● **The records**

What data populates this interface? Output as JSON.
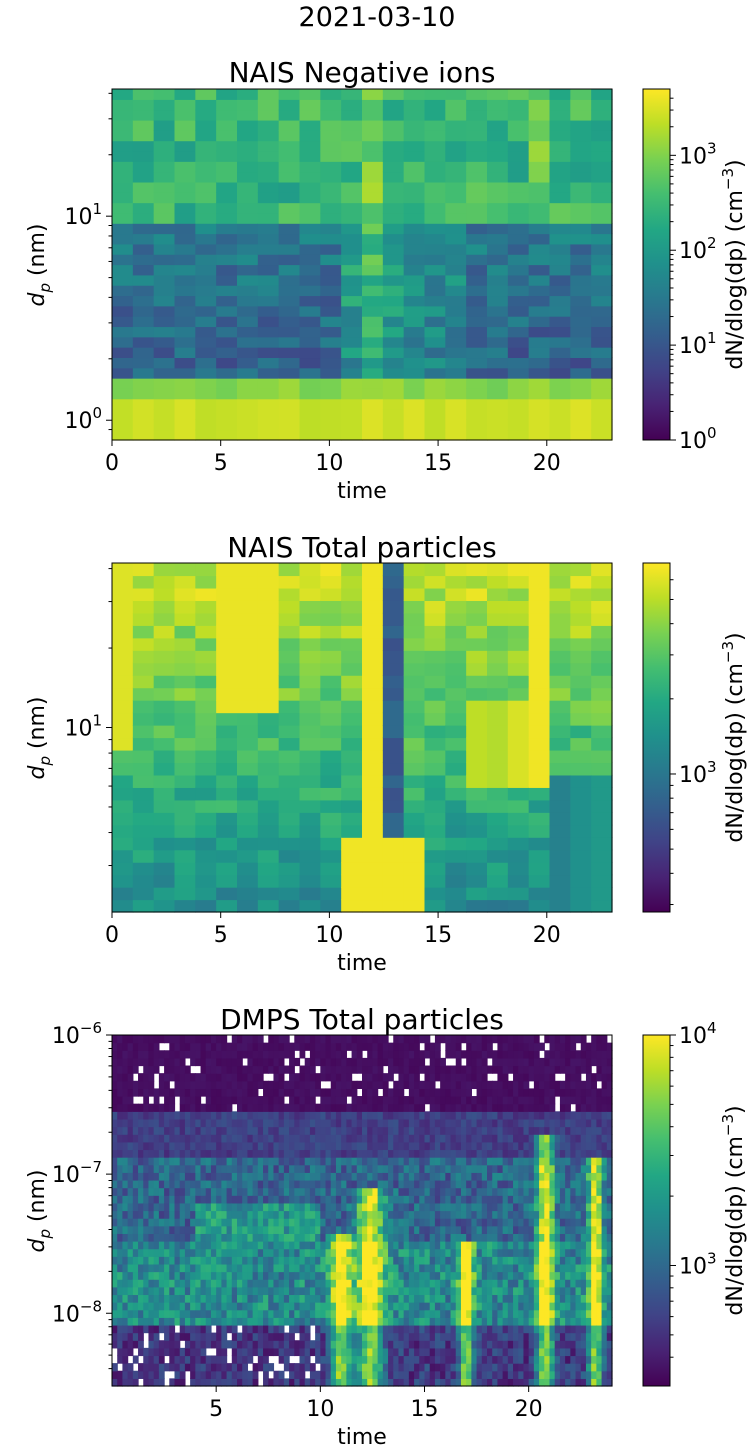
{
  "figure": {
    "suptitle": "2021-03-10"
  },
  "chart_data": [
    {
      "type": "heatmap",
      "title": "NAIS Negative ions",
      "xlabel": "time",
      "ylabel": "d_p (nm)",
      "ylabel_main": "d",
      "ylabel_sub": "p",
      "ylabel_rest": " (nm)",
      "x_range": [
        0,
        23
      ],
      "y_range": [
        0.8,
        42
      ],
      "y_scale": "log",
      "x_ticks": [
        0,
        5,
        10,
        15,
        20
      ],
      "x_tick_labels": [
        "0",
        "5",
        "10",
        "15",
        "20"
      ],
      "y_ticks": [
        {
          "value": 1,
          "base": "10",
          "exp": "0"
        },
        {
          "value": 10,
          "base": "10",
          "exp": "1"
        }
      ],
      "colorbar": {
        "label_main": "dN/dlog(dp) (cm",
        "label_sup": "−3",
        "label_end": ")",
        "scale": "log",
        "range": [
          1,
          5000
        ],
        "ticks": [
          {
            "value": 1,
            "base": "10",
            "exp": "0"
          },
          {
            "value": 10,
            "base": "10",
            "exp": "1"
          },
          {
            "value": 100,
            "base": "10",
            "exp": "2"
          },
          {
            "value": 1000,
            "base": "10",
            "exp": "3"
          }
        ]
      },
      "colormap": "viridis",
      "description_values": "log10 concentration per time-bin (24 bins, 0-23 h) for diameter bins rising from 0.8 nm to 42 nm; high at <1.5 nm, low around 2-8 nm, moderate above 10 nm"
    },
    {
      "type": "heatmap",
      "title": "NAIS Total particles",
      "xlabel": "time",
      "ylabel": "d_p (nm)",
      "ylabel_main": "d",
      "ylabel_sub": "p",
      "ylabel_rest": " (nm)",
      "x_range": [
        0,
        23
      ],
      "y_range": [
        2.0,
        42
      ],
      "y_scale": "log",
      "x_ticks": [
        0,
        5,
        10,
        15,
        20
      ],
      "x_tick_labels": [
        "0",
        "5",
        "10",
        "15",
        "20"
      ],
      "y_ticks": [
        {
          "value": 10,
          "base": "10",
          "exp": "1"
        }
      ],
      "colorbar": {
        "label_main": "dN/dlog(dp) (cm",
        "label_sup": "−3",
        "label_end": ")",
        "scale": "log",
        "range": [
          280,
          7000
        ],
        "ticks": [
          {
            "value": 1000,
            "base": "10",
            "exp": "3"
          }
        ]
      },
      "colormap": "viridis"
    },
    {
      "type": "heatmap",
      "title": "DMPS Total particles",
      "xlabel": "time",
      "ylabel": "d_p (nm)",
      "ylabel_main": "d",
      "ylabel_sub": "p",
      "ylabel_rest": " (nm)",
      "x_range": [
        0,
        24
      ],
      "y_range": [
        3e-09,
        1e-06
      ],
      "y_scale": "log",
      "x_ticks": [
        5,
        10,
        15,
        20
      ],
      "x_tick_labels": [
        "5",
        "10",
        "15",
        "20"
      ],
      "y_ticks": [
        {
          "value": 1e-08,
          "base": "10",
          "exp": "−8"
        },
        {
          "value": 1e-07,
          "base": "10",
          "exp": "−7"
        },
        {
          "value": 1e-06,
          "base": "10",
          "exp": "−6"
        }
      ],
      "colorbar": {
        "label_main": "dN/dlog(dp) (cm",
        "label_sup": "−3",
        "label_end": ")",
        "scale": "log",
        "range": [
          300,
          10000
        ],
        "ticks": [
          {
            "value": 1000,
            "base": "10",
            "exp": "3"
          },
          {
            "value": 10000,
            "base": "10",
            "exp": "4"
          }
        ]
      },
      "colormap": "viridis"
    }
  ]
}
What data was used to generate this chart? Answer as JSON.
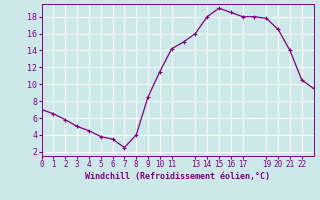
{
  "x": [
    0,
    1,
    2,
    3,
    4,
    5,
    6,
    7,
    8,
    9,
    10,
    11,
    12,
    13,
    14,
    15,
    16,
    17,
    18,
    19,
    20,
    21,
    22,
    23
  ],
  "y": [
    7.0,
    6.5,
    5.8,
    5.0,
    4.5,
    3.8,
    3.5,
    2.5,
    4.0,
    8.5,
    11.5,
    14.2,
    15.0,
    16.0,
    18.0,
    19.0,
    18.5,
    18.0,
    18.0,
    17.8,
    16.5,
    14.0,
    10.5,
    9.5
  ],
  "line_color": "#800080",
  "marker": "+",
  "marker_size": 3,
  "marker_lw": 0.8,
  "bg_color": "#cce8e8",
  "grid_color": "#b0d8d8",
  "xlabel": "Windchill (Refroidissement éolien,°C)",
  "xlim": [
    0,
    23
  ],
  "ylim": [
    1.5,
    19.5
  ],
  "yticks": [
    2,
    4,
    6,
    8,
    10,
    12,
    14,
    16,
    18
  ],
  "xticks": [
    0,
    1,
    2,
    3,
    4,
    5,
    6,
    7,
    8,
    9,
    10,
    11,
    13,
    14,
    15,
    16,
    17,
    19,
    20,
    21,
    22
  ],
  "xtick_labels": [
    "0",
    "1",
    "2",
    "3",
    "4",
    "5",
    "6",
    "7",
    "8",
    "9",
    "10",
    "11",
    "13",
    "14",
    "15",
    "16",
    "17",
    "19",
    "20",
    "21",
    "22"
  ],
  "tick_color": "#800080",
  "label_color": "#800080",
  "spine_color": "#800080",
  "ytick_fontsize": 6,
  "xtick_fontsize": 5.5,
  "xlabel_fontsize": 6,
  "line_width": 0.9
}
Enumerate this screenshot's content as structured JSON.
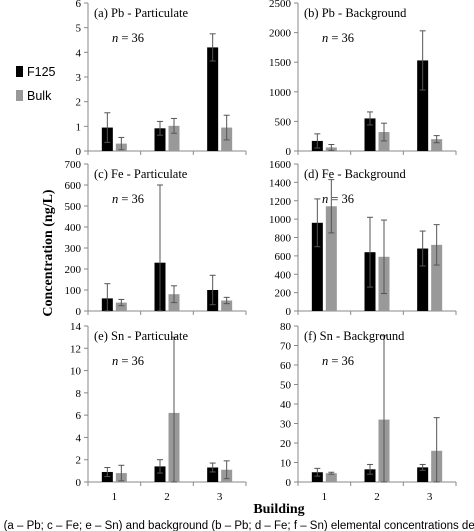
{
  "chart_data": {
    "panels": [
      {
        "type": "bar",
        "title": "(a) Pb - Particulate",
        "n_label": "= 36",
        "categories": [
          "1",
          "2",
          "3"
        ],
        "show_x_ticks": false,
        "ylim": [
          0,
          6
        ],
        "yticks": [
          0,
          1,
          2,
          3,
          4,
          5,
          6
        ],
        "series": [
          {
            "name": "F125",
            "values": [
              0.95,
              0.92,
              4.2
            ],
            "errors": [
              0.6,
              0.28,
              0.55
            ]
          },
          {
            "name": "Bulk",
            "values": [
              0.3,
              1.02,
              0.95
            ],
            "errors": [
              0.25,
              0.3,
              0.5
            ]
          }
        ]
      },
      {
        "type": "bar",
        "title": "(b) Pb - Background",
        "n_label": "= 36",
        "categories": [
          "1",
          "2",
          "3"
        ],
        "show_x_ticks": false,
        "ylim": [
          0,
          2500
        ],
        "yticks": [
          0,
          500,
          1000,
          1500,
          2000,
          2500
        ],
        "series": [
          {
            "name": "F125",
            "values": [
              170,
              550,
              1530
            ],
            "errors": [
              120,
              110,
              500
            ]
          },
          {
            "name": "Bulk",
            "values": [
              60,
              320,
              200
            ],
            "errors": [
              50,
              150,
              60
            ]
          }
        ]
      },
      {
        "type": "bar",
        "title": "(c) Fe - Particulate",
        "n_label": "= 36",
        "categories": [
          "1",
          "2",
          "3"
        ],
        "show_x_ticks": false,
        "ylim": [
          0,
          700
        ],
        "yticks": [
          0,
          100,
          200,
          300,
          400,
          500,
          600,
          700
        ],
        "series": [
          {
            "name": "F125",
            "values": [
              60,
              230,
              100
            ],
            "errors": [
              70,
              370,
              70
            ]
          },
          {
            "name": "Bulk",
            "values": [
              40,
              80,
              50
            ],
            "errors": [
              15,
              40,
              15
            ]
          }
        ]
      },
      {
        "type": "bar",
        "title": "(d) Fe - Background",
        "n_label": "= 36",
        "categories": [
          "1",
          "2",
          "3"
        ],
        "show_x_ticks": false,
        "ylim": [
          0,
          1600
        ],
        "yticks": [
          0,
          200,
          400,
          600,
          800,
          1000,
          1200,
          1400,
          1600
        ],
        "series": [
          {
            "name": "F125",
            "values": [
              960,
              640,
              680
            ],
            "errors": [
              260,
              380,
              190
            ]
          },
          {
            "name": "Bulk",
            "values": [
              1140,
              590,
              720
            ],
            "errors": [
              290,
              400,
              220
            ]
          }
        ]
      },
      {
        "type": "bar",
        "title": "(e) Sn - Particulate",
        "n_label": "= 36",
        "categories": [
          "1",
          "2",
          "3"
        ],
        "show_x_ticks": true,
        "ylim": [
          0,
          14
        ],
        "yticks": [
          0,
          2,
          4,
          6,
          8,
          10,
          12,
          14
        ],
        "series": [
          {
            "name": "F125",
            "values": [
              0.9,
              1.4,
              1.3
            ],
            "errors": [
              0.4,
              0.6,
              0.4
            ]
          },
          {
            "name": "Bulk",
            "values": [
              0.8,
              6.2,
              1.1
            ],
            "errors": [
              0.7,
              6.8,
              0.8
            ]
          }
        ]
      },
      {
        "type": "bar",
        "title": "(f) Sn - Background",
        "n_label": "= 36",
        "categories": [
          "1",
          "2",
          "3"
        ],
        "show_x_ticks": true,
        "ylim": [
          0,
          80
        ],
        "yticks": [
          0,
          10,
          20,
          30,
          40,
          50,
          60,
          70,
          80
        ],
        "series": [
          {
            "name": "F125",
            "values": [
              5,
              6.5,
              7.5
            ],
            "errors": [
              2,
              2.5,
              1.5
            ]
          },
          {
            "name": "Bulk",
            "values": [
              4.5,
              32,
              16
            ],
            "errors": [
              0.5,
              43,
              17
            ]
          }
        ]
      }
    ],
    "ylabel": "Concentration (ng/L)",
    "xlabel": "Building",
    "legend": [
      {
        "name": "F125",
        "color": "#000000"
      },
      {
        "name": "Bulk",
        "color": "#999999"
      }
    ],
    "legend_placement": "left"
  },
  "colors": {
    "F125": "#000000",
    "Bulk": "#999999",
    "axis": "#888888",
    "errorbar": "#555555"
  },
  "caption": "e (a – Pb; c – Fe; e – Sn) and background (b – Pb; d – Fe; f – Sn) elemental concentrations determ"
}
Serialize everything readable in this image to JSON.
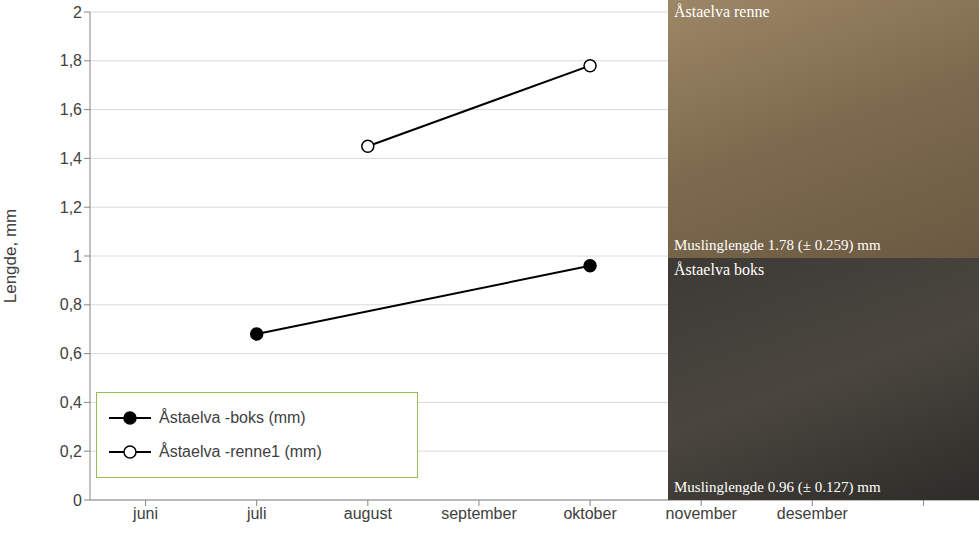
{
  "chart_data": {
    "type": "line",
    "y_label": "Lengde, mm",
    "categories": [
      "juni",
      "juli",
      "august",
      "september",
      "oktober",
      "november",
      "desember",
      null
    ],
    "series": [
      {
        "name": "Åstaelva -boks (mm)",
        "color": "#000000",
        "marker": "filled_circle",
        "line_style": "solid",
        "values": [
          null,
          0.68,
          null,
          null,
          0.96,
          null,
          null,
          null
        ]
      },
      {
        "name": "Åstaelva -renne1 (mm)",
        "color": "#000000",
        "marker": "open_circle",
        "line_style": "solid",
        "values": [
          null,
          null,
          1.45,
          null,
          1.78,
          null,
          null,
          null
        ]
      }
    ],
    "ylim": [
      0,
      2
    ],
    "yticks": [
      0,
      {
        "value": 0.2,
        "label": "0,2"
      },
      {
        "value": 0.4,
        "label": "0,4"
      },
      {
        "value": 0.6,
        "label": "0,6"
      },
      {
        "value": 0.8,
        "label": "0,8"
      },
      1,
      {
        "value": 1.2,
        "label": "1,2"
      },
      {
        "value": 1.4,
        "label": "1,4"
      },
      {
        "value": 1.6,
        "label": "1,6"
      },
      {
        "value": 1.8,
        "label": "1,8"
      },
      2
    ],
    "grid": true,
    "legend": "lower left",
    "annotations": [
      {
        "title": "Åstaelva renne",
        "caption": "Muslinglengde 1.78 (± 0.259) mm"
      },
      {
        "title": "Åstaelva boks",
        "caption": "Muslinglengde 0.96 (± 0.127) mm"
      }
    ]
  }
}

● **What is expected**
Provide only the number of lines in the entries that hold the word "particles".

● **Final result**
2